## Brief
Show every line in the rows below that contains the word "Total". Case counts, so match capital and small letters as given.

## The records
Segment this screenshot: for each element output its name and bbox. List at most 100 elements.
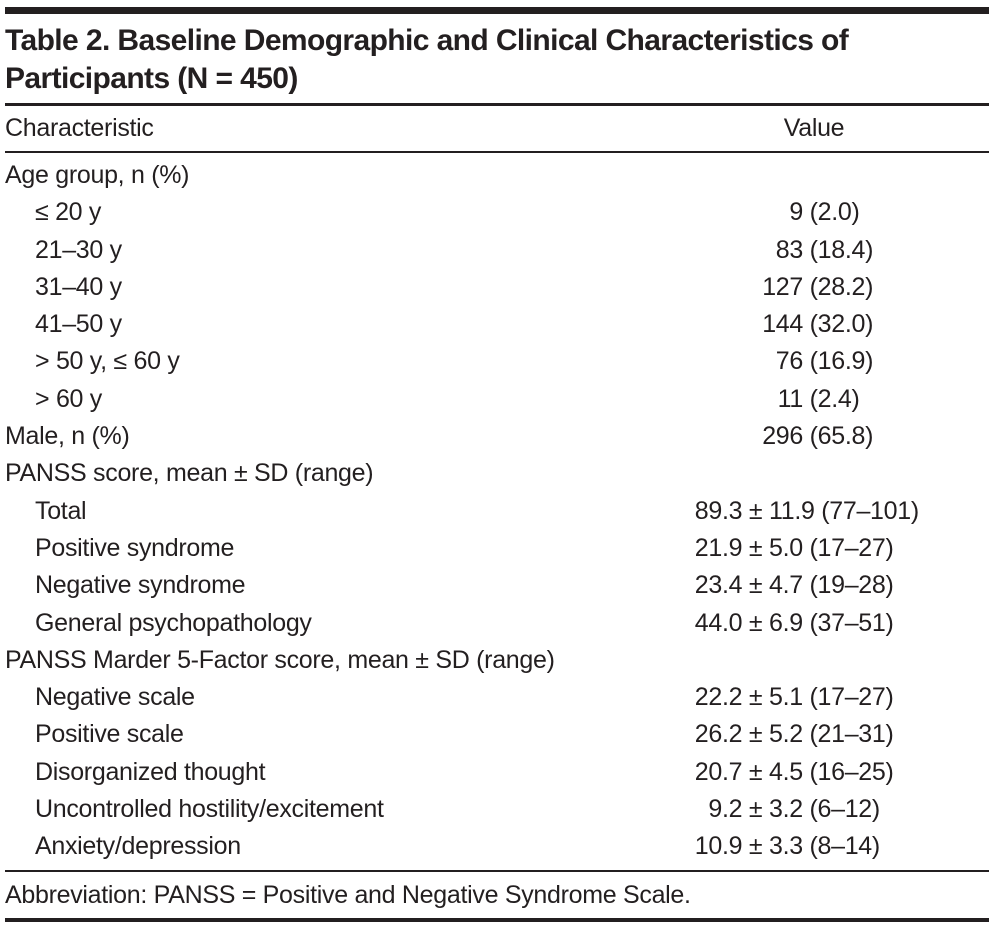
- row-value-number: 44: [694, 608, 723, 637]
- row-value: 127 (28.2): [639, 269, 989, 306]
- row-characteristic: PANSS Marder 5-Factor score, mean ± SD (…: [5, 645, 555, 674]
- table-row: PANSS score, mean ± SD (range): [5, 455, 989, 492]
- row-value-number: 26: [694, 720, 723, 749]
- table-title-line-2: Participants (N = 450): [5, 62, 298, 95]
- row-value: 26.2 ± 5.2 (21–31): [639, 716, 989, 753]
- row-value-number: 20: [694, 757, 723, 786]
- row-value: 21.9 ± 5.0 (17–27): [639, 530, 989, 567]
- row-value-number: 22: [694, 683, 723, 712]
- row-value: 20.7 ± 4.5 (16–25): [639, 754, 989, 791]
- table-row: > 60 y 11 (2.4): [5, 381, 989, 418]
- row-value: 89.3 ± 11.9 (77–101): [639, 493, 989, 530]
- table-row: ≤ 20 y 9 (2.0): [5, 194, 989, 231]
- row-value-detail: (18.4): [803, 235, 874, 264]
- table-row: Negative scale 22.2 ± 5.1 (17–27): [5, 679, 989, 716]
- row-value-detail: (65.8): [803, 422, 874, 451]
- row-value-detail: .2 ± 5.2 (21–31): [722, 720, 894, 749]
- row-value-number: 296: [762, 422, 803, 451]
- row-characteristic: Positive syndrome: [35, 533, 235, 562]
- row-value-detail: (16.9): [803, 347, 874, 376]
- row-characteristic: Uncontrolled hostility/excitement: [35, 795, 384, 824]
- row-characteristic: Positive scale: [35, 720, 184, 749]
- header-rule: [5, 150, 989, 153]
- row-value-number: [639, 642, 722, 679]
- row-value: 10.9 ± 3.3 (8–14): [639, 828, 989, 865]
- row-value-detail: .3 ± 11.9 (77–101): [722, 496, 919, 525]
- row-value-detail: (2.4): [803, 384, 860, 413]
- row-characteristic: ≤ 20 y: [35, 198, 102, 227]
- row-value-number: 10: [694, 832, 723, 861]
- row-value-detail: .7 ± 4.5 (16–25): [722, 757, 894, 786]
- row-characteristic: Negative syndrome: [35, 571, 246, 600]
- column-header-row: Characteristic Value: [5, 106, 989, 151]
- table-title-line-1: Table 2. Baseline Demographic and Clinic…: [5, 24, 849, 57]
- table-row: Age group, n (%): [5, 157, 989, 194]
- table-row: Male, n (%) 296 (65.8): [5, 418, 989, 455]
- row-characteristic: Disorganized thought: [35, 757, 266, 786]
- row-characteristic: Anxiety/depression: [35, 832, 241, 861]
- row-value-detail: (2.0): [803, 198, 860, 227]
- row-value-number: 21: [694, 533, 723, 562]
- row-value: 9 (2.0): [639, 194, 989, 231]
- column-header-characteristic: Characteristic: [5, 113, 154, 142]
- row-value-number: 11: [777, 384, 804, 413]
- row-value: 83 (18.4): [639, 232, 989, 269]
- row-value: 144 (32.0): [639, 306, 989, 343]
- row-value-detail: .4 ± 4.7 (19–28): [722, 571, 894, 600]
- table-row: Anxiety/depression 10.9 ± 3.3 (8–14): [5, 828, 989, 865]
- row-value-detail: .2 ± 3.2 (6–12): [722, 795, 880, 824]
- table-row: 21–30 y 83 (18.4): [5, 232, 989, 269]
- row-value-number: 144: [762, 310, 803, 339]
- row-value: 9.2 ± 3.2 (6–12): [639, 791, 989, 828]
- row-value: [639, 157, 989, 194]
- row-characteristic: Negative scale: [35, 683, 195, 712]
- abbreviation-note: Abbreviation: PANSS = Positive and Negat…: [5, 881, 691, 910]
- table-row: Disorganized thought 20.7 ± 4.5 (16–25): [5, 754, 989, 791]
- row-value: 296 (65.8): [639, 418, 989, 455]
- row-characteristic: Age group, n (%): [5, 161, 190, 189]
- table-row: > 50 y, ≤ 60 y 76 (16.9): [5, 343, 989, 380]
- row-value-number: 89: [694, 496, 723, 525]
- row-value: 23.4 ± 4.7 (19–28): [639, 567, 989, 604]
- row-value-detail: .9 ± 3.3 (8–14): [722, 832, 880, 861]
- row-value: [639, 455, 989, 492]
- row-value-number: 9: [708, 795, 722, 824]
- row-value-number: 83: [775, 235, 804, 264]
- row-value-number: 23: [694, 571, 723, 600]
- row-value-detail: .2 ± 5.1 (17–27): [722, 683, 894, 712]
- row-value-detail: (28.2): [803, 272, 874, 301]
- row-characteristic: General psychopathology: [35, 608, 312, 637]
- table-row: Uncontrolled hostility/excitement 9.2 ± …: [5, 791, 989, 828]
- table-body: Age group, n (%) ≤ 20 y 9 (2.0) 21–30 y …: [5, 153, 989, 870]
- table-row: PANSS Marder 5-Factor score, mean ± SD (…: [5, 642, 989, 679]
- row-value: 11 (2.4): [639, 381, 989, 418]
- row-characteristic: PANSS score, mean ± SD (range): [5, 459, 374, 488]
- table-row: Total 89.3 ± 11.9 (77–101): [5, 493, 989, 530]
- row-value: 76 (16.9): [639, 343, 989, 380]
- table-row: 41–50 y 144 (32.0): [5, 306, 989, 343]
- row-characteristic: > 60 y: [35, 384, 102, 413]
- row-value-detail: .0 ± 6.9 (37–51): [722, 608, 894, 637]
- row-value-detail: .9 ± 5.0 (17–27): [722, 533, 894, 562]
- row-characteristic: 41–50 y: [35, 310, 122, 339]
- row-value-number: [639, 157, 803, 194]
- title-rule: [5, 103, 989, 106]
- row-value: 44.0 ± 6.9 (37–51): [639, 605, 989, 642]
- column-header-value: Value: [783, 113, 845, 142]
- table-title: Table 2. Baseline Demographic and Clinic…: [5, 22, 989, 98]
- row-value-number: 76: [775, 347, 804, 376]
- row-value-number: [639, 455, 722, 492]
- bottom-rule: [5, 918, 989, 923]
- table-row: General psychopathology 44.0 ± 6.9 (37–5…: [5, 605, 989, 642]
- row-value-number: 9: [789, 198, 803, 227]
- row-value: 22.2 ± 5.1 (17–27): [639, 679, 989, 716]
- row-characteristic: 31–40 y: [35, 272, 122, 301]
- row-characteristic: Total: [35, 496, 87, 525]
- row-characteristic: 21–30 y: [35, 235, 122, 264]
- row-value-detail: (32.0): [803, 310, 874, 339]
- row-characteristic: > 50 y, ≤ 60 y: [35, 347, 180, 376]
- row-value-number: 127: [762, 272, 803, 301]
- table-row: Positive syndrome 21.9 ± 5.0 (17–27): [5, 530, 989, 567]
- footer-rule: [5, 869, 989, 873]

## Full output
- table-row: Total 89.3 ± 11.9 (77–101): [5, 493, 989, 530]
- row-characteristic: Total: [35, 496, 87, 525]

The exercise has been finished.